- [Extrait cité]
——

La situation n’a « rien à voir » avec celle de Strasbourg, assure Alexandra Thabuis, épidémiologiste à Santé publique France lors d’un point presse à Lyon. Depuis un an et demi, dix-sept cas d’un variant précis de méningocoque B ont été détectés dans une zone précise d’Auvergne-Rhône-Alpes. Toutes les personnes contaminées, âgées entre 16 et 21 ans, sont restées plusieurs jours en réanimation. Et un de ces jeunes est décédé. Une situation qui pousse l’Agence régionale de santé (ARS) à lancer une campagne intense de vaccination. Mais en fait, c’est quoi le méningocoque B ? Pourquoi il touche surtout les jeunes adultes ? Et pourquoi circule-t-il intensément dans la région ? 20 Minutes fait le point.

Qu’est-ce que le méningocoque B ?

Il existe plusieurs groupes de méningocoque : les C, B, Y et W. C’est une bactérie qui se trouve au fond de la gorge, dans la salive. L’infection la plus fréquente, lorsqu’on attrape ce microbe, s’appelle la méningite. C’est une maladie « rare », habituellement entre deux cas par an dans la région, mais qui peut être « gravissime » avec « un passage en réanimation presque systématique », alerte Alexandra Thabuis. Si elle n’est pas prise à temps, elle peut être mortelle (10 % des cas entraînent un décès) ou laisser des séquelles importantes comme des amputations de membres.

Pourquoi cette souche de la bactérie circule spécifiquement dans dix communes d’Auvergne-Rhône-Alpes ?

——

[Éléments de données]
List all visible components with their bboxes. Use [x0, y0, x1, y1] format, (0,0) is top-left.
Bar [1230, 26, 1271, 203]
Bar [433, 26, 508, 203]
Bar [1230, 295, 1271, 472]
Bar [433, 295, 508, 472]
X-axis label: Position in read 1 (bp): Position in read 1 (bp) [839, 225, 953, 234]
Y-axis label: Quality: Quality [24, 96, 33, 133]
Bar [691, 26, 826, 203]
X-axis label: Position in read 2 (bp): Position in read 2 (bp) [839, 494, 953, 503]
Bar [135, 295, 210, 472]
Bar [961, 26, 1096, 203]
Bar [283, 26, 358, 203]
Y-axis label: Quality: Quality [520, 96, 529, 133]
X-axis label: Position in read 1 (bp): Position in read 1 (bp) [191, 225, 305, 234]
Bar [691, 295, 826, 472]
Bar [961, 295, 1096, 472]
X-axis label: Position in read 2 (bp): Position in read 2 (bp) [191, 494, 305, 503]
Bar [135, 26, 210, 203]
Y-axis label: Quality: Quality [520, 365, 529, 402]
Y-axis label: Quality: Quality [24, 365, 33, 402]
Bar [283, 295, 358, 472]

——

- [Tâches de l'exercice]
(a) Selon l’extrait sur le méningocoque B, quel âge avaient les personnes contaminées ?
(b) Dites si chacune de ces affirmations concorde avec l’extrait sur le méningocoque B, en répondant par oui ou par non et en citant les mots qui tranchent :
(i) La méningite est l’infection la plus fréquente causée par le méningocoque.
(ii) Deux des jeunes contaminés sont décédés.
(iii) La bactérie se trouve dans la salive.
Ces enregistrements proviennent d’une autre source que l’extrait.

- [Réponses aux tâches]
(a) Elles avaient entre 16 et 21 ans.

(b)
(i) Oui : « L’infection la plus fréquente, lorsqu’on attrape ce microbe, s’appelle la méningite. »
(ii) Non : « Et un de ces jeunes est décédé. »
(iii) Oui : « C’est une bactérie qui se trouve au fond de la gorge, dans la salive. »